> **Written task**
Output the material below in its entirety, exactly as given.

> **Figure record listings**
+===+

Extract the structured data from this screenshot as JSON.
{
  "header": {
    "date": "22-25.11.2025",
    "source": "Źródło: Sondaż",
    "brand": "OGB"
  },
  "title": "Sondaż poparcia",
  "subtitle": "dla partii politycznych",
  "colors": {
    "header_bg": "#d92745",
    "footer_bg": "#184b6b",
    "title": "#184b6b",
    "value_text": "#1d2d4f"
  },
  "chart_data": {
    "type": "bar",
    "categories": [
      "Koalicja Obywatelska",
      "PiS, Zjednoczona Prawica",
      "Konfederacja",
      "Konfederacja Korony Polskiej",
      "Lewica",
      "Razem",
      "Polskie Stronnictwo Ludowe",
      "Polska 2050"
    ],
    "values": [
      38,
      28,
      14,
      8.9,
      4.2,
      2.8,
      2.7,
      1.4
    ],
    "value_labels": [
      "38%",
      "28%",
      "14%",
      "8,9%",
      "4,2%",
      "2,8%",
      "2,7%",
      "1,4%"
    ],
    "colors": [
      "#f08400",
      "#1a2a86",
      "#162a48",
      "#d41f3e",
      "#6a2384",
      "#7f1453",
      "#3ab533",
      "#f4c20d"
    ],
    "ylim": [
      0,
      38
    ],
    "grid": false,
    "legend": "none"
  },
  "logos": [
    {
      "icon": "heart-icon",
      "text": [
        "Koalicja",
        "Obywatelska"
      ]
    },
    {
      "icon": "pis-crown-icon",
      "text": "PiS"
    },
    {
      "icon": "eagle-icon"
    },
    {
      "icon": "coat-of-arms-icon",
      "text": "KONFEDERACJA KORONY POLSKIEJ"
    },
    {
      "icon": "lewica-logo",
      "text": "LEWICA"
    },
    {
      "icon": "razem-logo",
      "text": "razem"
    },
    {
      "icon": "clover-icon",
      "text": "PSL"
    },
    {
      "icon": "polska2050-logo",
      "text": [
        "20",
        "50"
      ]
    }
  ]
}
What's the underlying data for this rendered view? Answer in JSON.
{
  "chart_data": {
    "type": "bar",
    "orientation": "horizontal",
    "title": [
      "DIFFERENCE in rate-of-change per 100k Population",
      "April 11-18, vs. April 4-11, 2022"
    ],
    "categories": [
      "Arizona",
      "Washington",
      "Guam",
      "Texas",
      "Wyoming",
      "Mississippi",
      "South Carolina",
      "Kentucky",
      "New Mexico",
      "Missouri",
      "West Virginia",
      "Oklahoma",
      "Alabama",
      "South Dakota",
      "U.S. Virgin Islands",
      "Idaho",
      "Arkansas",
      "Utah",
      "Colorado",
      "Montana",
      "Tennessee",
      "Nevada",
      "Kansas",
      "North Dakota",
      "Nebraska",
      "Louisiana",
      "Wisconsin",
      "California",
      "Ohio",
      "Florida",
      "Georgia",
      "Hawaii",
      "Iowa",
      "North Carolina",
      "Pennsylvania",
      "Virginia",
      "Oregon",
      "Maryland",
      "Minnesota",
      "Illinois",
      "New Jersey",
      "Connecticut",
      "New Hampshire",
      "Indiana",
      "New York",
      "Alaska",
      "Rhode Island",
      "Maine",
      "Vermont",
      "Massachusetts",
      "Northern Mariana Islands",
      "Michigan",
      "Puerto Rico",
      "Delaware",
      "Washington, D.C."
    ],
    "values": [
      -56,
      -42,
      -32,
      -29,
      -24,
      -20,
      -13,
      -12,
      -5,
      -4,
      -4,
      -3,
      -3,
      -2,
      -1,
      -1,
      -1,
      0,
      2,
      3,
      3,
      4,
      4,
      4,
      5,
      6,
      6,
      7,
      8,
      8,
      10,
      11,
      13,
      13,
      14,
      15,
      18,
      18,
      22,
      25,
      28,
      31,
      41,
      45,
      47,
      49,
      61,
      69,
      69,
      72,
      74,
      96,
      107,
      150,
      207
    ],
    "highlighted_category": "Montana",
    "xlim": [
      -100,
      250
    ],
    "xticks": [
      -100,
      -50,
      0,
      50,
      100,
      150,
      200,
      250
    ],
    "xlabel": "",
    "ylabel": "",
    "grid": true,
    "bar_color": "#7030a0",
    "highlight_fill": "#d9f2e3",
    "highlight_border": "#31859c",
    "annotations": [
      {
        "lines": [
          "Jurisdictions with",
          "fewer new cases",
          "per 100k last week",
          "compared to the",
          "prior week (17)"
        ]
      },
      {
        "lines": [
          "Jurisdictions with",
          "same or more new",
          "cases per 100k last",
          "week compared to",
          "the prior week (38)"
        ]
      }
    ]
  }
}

+===+

> **Answer to the problem**
Extract the structured data from this screenshot as JSON.
{
  "header": {
    "date": "22-25.11.2025",
    "source": "Źródło: Sondaż",
    "brand": "OGB"
  },
  "title": "Sondaż poparcia",
  "subtitle": "dla partii politycznych",
  "colors": {
    "header_bg": "#d92745",
    "footer_bg": "#184b6b",
    "title": "#184b6b",
    "value_text": "#1d2d4f"
  },
  "chart_data": {
    "type": "bar",
    "categories": [
      "Koalicja Obywatelska",
      "PiS, Zjednoczona Prawica",
      "Konfederacja",
      "Konfederacja Korony Polskiej",
      "Lewica",
      "Razem",
      "Polskie Stronnictwo Ludowe",
      "Polska 2050"
    ],
    "values": [
      38,
      28,
      14,
      8.9,
      4.2,
      2.8,
      2.7,
      1.4
    ],
    "value_labels": [
      "38%",
      "28%",
      "14%",
      "8,9%",
      "4,2%",
      "2,8%",
      "2,7%",
      "1,4%"
    ],
    "colors": [
      "#f08400",
      "#1a2a86",
      "#162a48",
      "#d41f3e",
      "#6a2384",
      "#7f1453",
      "#3ab533",
      "#f4c20d"
    ],
    "ylim": [
      0,
      38
    ],
    "grid": false,
    "legend": "none"
  },
  "logos": [
    {
      "icon": "heart-icon",
      "text": [
        "Koalicja",
        "Obywatelska"
      ]
    },
    {
      "icon": "pis-crown-icon",
      "text": "PiS"
    },
    {
      "icon": "eagle-icon"
    },
    {
      "icon": "coat-of-arms-icon",
      "text": "KONFEDERACJA KORONY POLSKIEJ"
    },
    {
      "icon": "lewica-logo",
      "text": "LEWICA"
    },
    {
      "icon": "razem-logo",
      "text": "razem"
    },
    {
      "icon": "clover-icon",
      "text": "PSL"
    },
    {
      "icon": "polska2050-logo",
      "text": [
        "20",
        "50"
      ]
    }
  ]
}
What's the underlying data for this rendered view? Answer in JSON.
{
  "chart_data": {
    "type": "bar",
    "orientation": "horizontal",
    "title": [
      "DIFFERENCE in rate-of-change per 100k Population",
      "April 11-18, vs. April 4-11, 2022"
    ],
    "categories": [
      "Arizona",
      "Washington",
      "Guam",
      "Texas",
      "Wyoming",
      "Mississippi",
      "South Carolina",
      "Kentucky",
      "New Mexico",
      "Missouri",
      "West Virginia",
      "Oklahoma",
      "Alabama",
      "South Dakota",
      "U.S. Virgin Islands",
      "Idaho",
      "Arkansas",
      "Utah",
      "Colorado",
      "Montana",
      "Tennessee",
      "Nevada",
      "Kansas",
      "North Dakota",
      "Nebraska",
      "Louisiana",
      "Wisconsin",
      "California",
      "Ohio",
      "Florida",
      "Georgia",
      "Hawaii",
      "Iowa",
      "North Carolina",
      "Pennsylvania",
      "Virginia",
      "Oregon",
      "Maryland",
      "Minnesota",
      "Illinois",
      "New Jersey",
      "Connecticut",
      "New Hampshire",
      "Indiana",
      "New York",
      "Alaska",
      "Rhode Island",
      "Maine",
      "Vermont",
      "Massachusetts",
      "Northern Mariana Islands",
      "Michigan",
      "Puerto Rico",
      "Delaware",
      "Washington, D.C."
    ],
    "values": [
      -56,
      -42,
      -32,
      -29,
      -24,
      -20,
      -13,
      -12,
      -5,
      -4,
      -4,
      -3,
      -3,
      -2,
      -1,
      -1,
      -1,
      0,
      2,
      3,
      3,
      4,
      4,
      4,
      5,
      6,
      6,
      7,
      8,
      8,
      10,
      11,
      13,
      13,
      14,
      15,
      18,
      18,
      22,
      25,
      28,
      31,
      41,
      45,
      47,
      49,
      61,
      69,
      69,
      72,
      74,
      96,
      107,
      150,
      207
    ],
    "highlighted_category": "Montana",
    "xlim": [
      -100,
      250
    ],
    "xticks": [
      -100,
      -50,
      0,
      50,
      100,
      150,
      200,
      250
    ],
    "xlabel": "",
    "ylabel": "",
    "grid": true,
    "bar_color": "#7030a0",
    "highlight_fill": "#d9f2e3",
    "highlight_border": "#31859c",
    "annotations": [
      {
        "lines": [
          "Jurisdictions with",
          "fewer new cases",
          "per 100k last week",
          "compared to the",
          "prior week (17)"
        ]
      },
      {
        "lines": [
          "Jurisdictions with",
          "same or more new",
          "cases per 100k last",
          "week compared to",
          "the prior week (38)"
        ]
      }
    ]
  }
}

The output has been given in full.